Directions for this task =>
In the copy, keep every record exact and leave out all images.

Listing =>
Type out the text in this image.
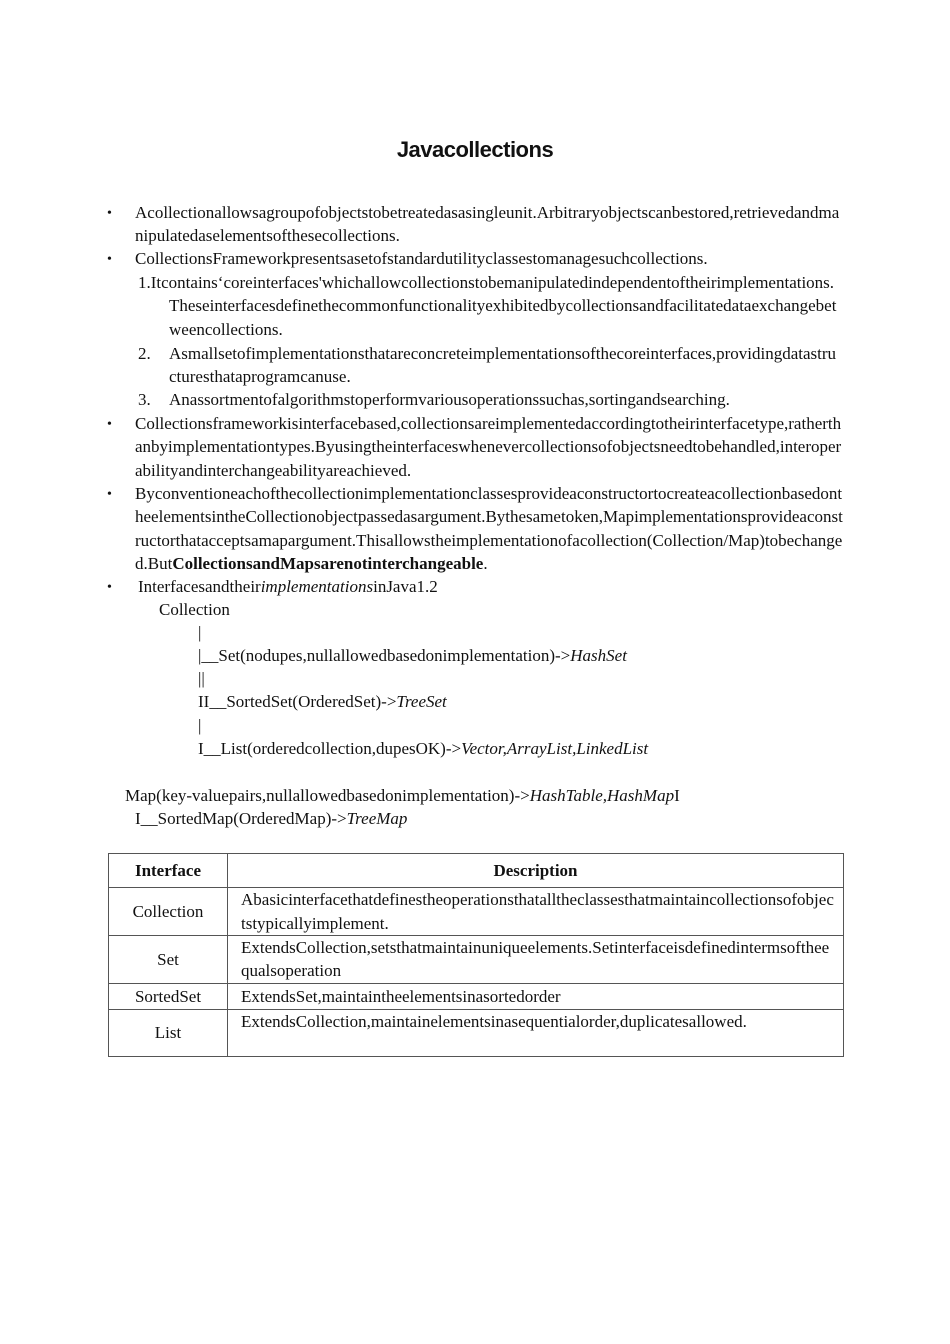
Javacollections
• Acollectionallowsagroupofobjectstobetreatedasasingleunit.Arbitraryobjectscanbestored,retrievedandmanipulatedaselementsofthesecollections.

• CollectionsFrameworkpresentsasetofstandardutilityclassestomanagesuchcollections.

1.Itcontains‘coreinterfaces'whichallowcollectionstobemanipulatedindependentoftheirimplementations.Theseinterfacesdefinethecommonfunctionalityexhibitedbycollectionsandfacilitatedataexchangebetweencollections.

2. Asmallsetofimplementationsthatareconcreteimplementationsofthecoreinterfaces,providingdatastructuresthataprogramcanuse.

3. Anassortmentofalgorithmstoperformvariousoperationssuchas,sortingandsearching.

• Collectionsframeworkisinterfacebased,collectionsareimplementedaccordingtotheirinterfacetype,ratherthanbyimplementationtypes.Byusingtheinterfaceswhenevercollectionsofobjectsneedtobehandled,interoperabilityandinterchangeabilityareachieved.

• ByconventioneachofthecollectionimplementationclassesprovideaconstructortocreateacollectionbasedontheelementsintheCollectionobjectpassedasargument.Bythesametoken,Mapimplementationsprovideaconstructorthatacceptsamapargument.Thisallowstheimplementationofacollection(Collection/Map)tobechanged.ButCollectionsandMapsarenotinterchangeable.

• InterfacesandtheirimplementationsinJava1.2

Collection
|
|__Set(nodupes,nullallowedbasedonimplementation)->HashSet
||
II__SortedSet(OrderedSet)->TreeSet
|
I__List(orderedcollection,dupesOK)->Vector,ArrayList,LinkedList
Map(key-valuepairs,nullallowedbasedonimplementation)->HashTable,HashMapI
I__SortedMap(OrderedMap)->TreeMap
Interface	Description
Collection	Abasicinterfacethatdefinestheoperationsthatalltheclassesthatmaintaincollectionsofobjectstypicallyimplement.
Set	ExtendsCollection,setsthatmaintainuniqueelements.Setinterfaceisdefinedintermsoftheequalsoperation
SortedSet	ExtendsSet,maintaintheelementsinasortedorder
List	ExtendsCollection,maintainelementsinasequentialorder,duplicatesallowed.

Finished exercise =>
Type out the text in this image.
Javacollections
• Acollectionallowsagroupofobjectstobetreatedasasingleunit.Arbitraryobjectscanbestored,retrievedandmanipulatedaselementsofthesecollections.

• CollectionsFrameworkpresentsasetofstandardutilityclassestomanagesuchcollections.

1.Itcontains‘coreinterfaces'whichallowcollectionstobemanipulatedindependentoftheirimplementations.Theseinterfacesdefinethecommonfunctionalityexhibitedbycollectionsandfacilitatedataexchangebetweencollections.

2. Asmallsetofimplementationsthatareconcreteimplementationsofthecoreinterfaces,providingdatastructuresthataprogramcanuse.

3. Anassortmentofalgorithmstoperformvariousoperationssuchas,sortingandsearching.

• Collectionsframeworkisinterfacebased,collectionsareimplementedaccordingtotheirinterfacetype,ratherthanbyimplementationtypes.Byusingtheinterfaceswhenevercollectionsofobjectsneedtobehandled,interoperabilityandinterchangeabilityareachieved.

• ByconventioneachofthecollectionimplementationclassesprovideaconstructortocreateacollectionbasedontheelementsintheCollectionobjectpassedasargument.Bythesametoken,Mapimplementationsprovideaconstructorthatacceptsamapargument.Thisallowstheimplementationofacollection(Collection/Map)tobechanged.ButCollectionsandMapsarenotinterchangeable.

• InterfacesandtheirimplementationsinJava1.2

Collection
|
|__Set(nodupes,nullallowedbasedonimplementation)->HashSet
||
II__SortedSet(OrderedSet)->TreeSet
|
I__List(orderedcollection,dupesOK)->Vector,ArrayList,LinkedList
Map(key-valuepairs,nullallowedbasedonimplementation)->HashTable,HashMapI
I__SortedMap(OrderedMap)->TreeMap
Interface	Description
Collection	Abasicinterfacethatdefinestheoperationsthatalltheclassesthatmaintaincollectionsofobjectstypicallyimplement.
Set	ExtendsCollection,setsthatmaintainuniqueelements.Setinterfaceisdefinedintermsoftheequalsoperation
SortedSet	ExtendsSet,maintaintheelementsinasortedorder
List	ExtendsCollection,maintainelementsinasequentialorder,duplicatesallowed.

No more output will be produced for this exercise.